### RECORDS FOR THIS EXERCISE
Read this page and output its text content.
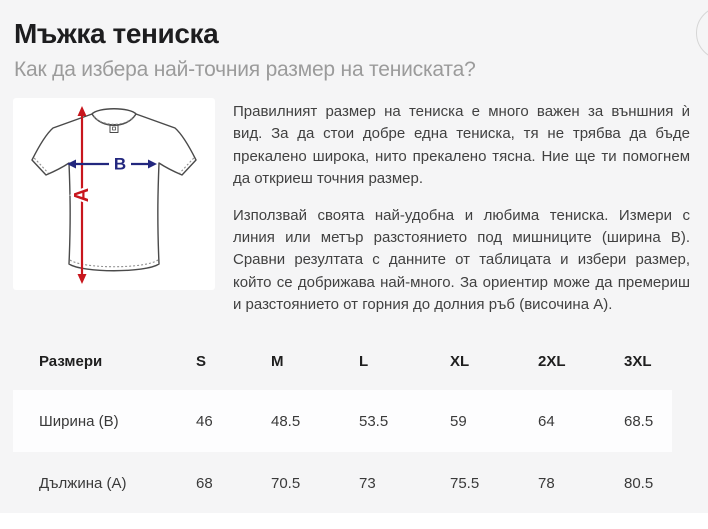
Мъжка тениска
Как да избера най-точния размер на тениската?
A
B
Правилният размер на тениска е много важен за външния ѝ
вид. За да стои добре една тениска, тя не трябва да бъде
прекалено широка, нито прекалено тясна. Ние ще ти помогнем
да откриеш точния размер.
Използвай своята най-удобна и любима тениска. Измери с
линия или метър разстоянието под мишниците (ширина B).
Сравни резултата с данните от таблицата и избери размер,
който се добрижава най-много. За ориентир може да премериш
и разстоянието от горния до долния ръб (височина A).
Размери	S	M	L	XL	2XL	3XL
Ширина (B)	46	48.5	53.5	59	64	68.5
Дължина (A)	68	70.5	73	75.5	78	80.5
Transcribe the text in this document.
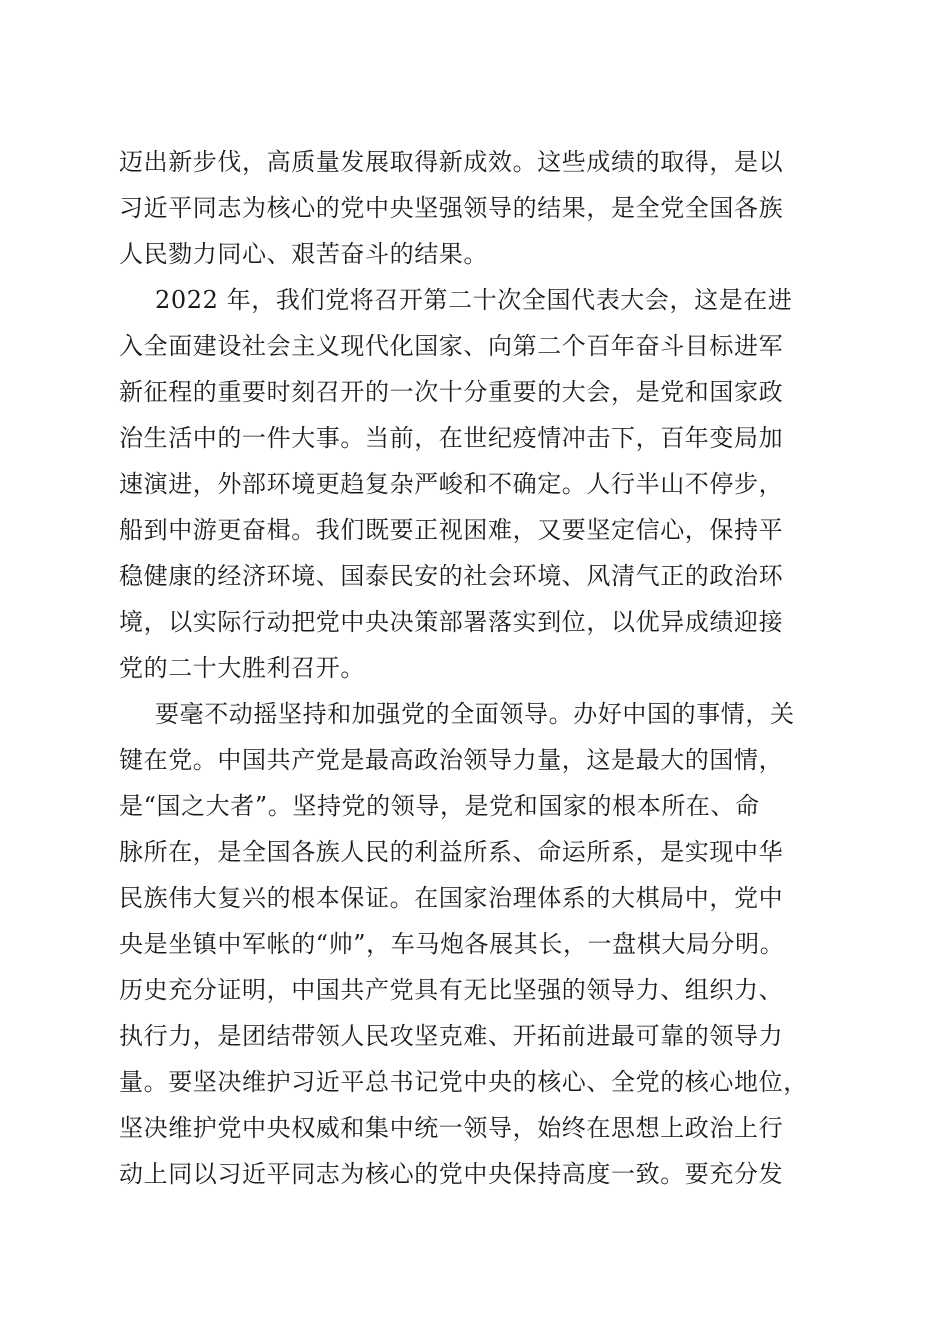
迈出新步伐，高质量发展取得新成效。这些成绩的取得，是以
习近平同志为核心的党中央坚强领导的结果，是全党全国各族
人民勠力同心、艰苦奋斗的结果。
2022 年，我们党将召开第二十次全国代表大会，这是在进
入全面建设社会主义现代化国家、向第二个百年奋斗目标进军
新征程的重要时刻召开的一次十分重要的大会，是党和国家政
治生活中的一件大事。当前，在世纪疫情冲击下，百年变局加
速演进，外部环境更趋复杂严峻和不确定。人行半山不停步，
船到中游更奋楫。我们既要正视困难，又要坚定信心，保持平
稳健康的经济环境、国泰民安的社会环境、风清气正的政治环
境，以实际行动把党中央决策部署落实到位，以优异成绩迎接
党的二十大胜利召开。
要毫不动摇坚持和加强党的全面领导。办好中国的事情，关
键在党。中国共产党是最高政治领导力量，这是最大的国情，
是“国之大者”。坚持党的领导，是党和国家的根本所在、命
脉所在，是全国各族人民的利益所系、命运所系，是实现中华
民族伟大复兴的根本保证。在国家治理体系的大棋局中，党中
央是坐镇中军帐的“帅”，车马炮各展其长，一盘棋大局分明。
历史充分证明，中国共产党具有无比坚强的领导力、组织力、
执行力，是团结带领人民攻坚克难、开拓前进最可靠的领导力
量。要坚决维护习近平总书记党中央的核心、全党的核心地位，
坚决维护党中央权威和集中统一领导，始终在思想上政治上行
动上同以习近平同志为核心的党中央保持高度一致。要充分发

### TASK PROMPT
Omit the pictures, then extract verbatim only those lines that fall between the line containing "Transcribe the text in this document." and the final line of the records above, both included.

### COMPLETE OUTPUT
Transcribe the text in this document.
迈出新步伐，高质量发展取得新成效。这些成绩的取得，是以
习近平同志为核心的党中央坚强领导的结果，是全党全国各族
人民勠力同心、艰苦奋斗的结果。
2022 年，我们党将召开第二十次全国代表大会，这是在进
入全面建设社会主义现代化国家、向第二个百年奋斗目标进军
新征程的重要时刻召开的一次十分重要的大会，是党和国家政
治生活中的一件大事。当前，在世纪疫情冲击下，百年变局加
速演进，外部环境更趋复杂严峻和不确定。人行半山不停步，
船到中游更奋楫。我们既要正视困难，又要坚定信心，保持平
稳健康的经济环境、国泰民安的社会环境、风清气正的政治环
境，以实际行动把党中央决策部署落实到位，以优异成绩迎接
党的二十大胜利召开。
要毫不动摇坚持和加强党的全面领导。办好中国的事情，关
键在党。中国共产党是最高政治领导力量，这是最大的国情，
是“国之大者”。坚持党的领导，是党和国家的根本所在、命
脉所在，是全国各族人民的利益所系、命运所系，是实现中华
民族伟大复兴的根本保证。在国家治理体系的大棋局中，党中
央是坐镇中军帐的“帅”，车马炮各展其长，一盘棋大局分明。
历史充分证明，中国共产党具有无比坚强的领导力、组织力、
执行力，是团结带领人民攻坚克难、开拓前进最可靠的领导力
量。要坚决维护习近平总书记党中央的核心、全党的核心地位，
坚决维护党中央权威和集中统一领导，始终在思想上政治上行
动上同以习近平同志为核心的党中央保持高度一致。要充分发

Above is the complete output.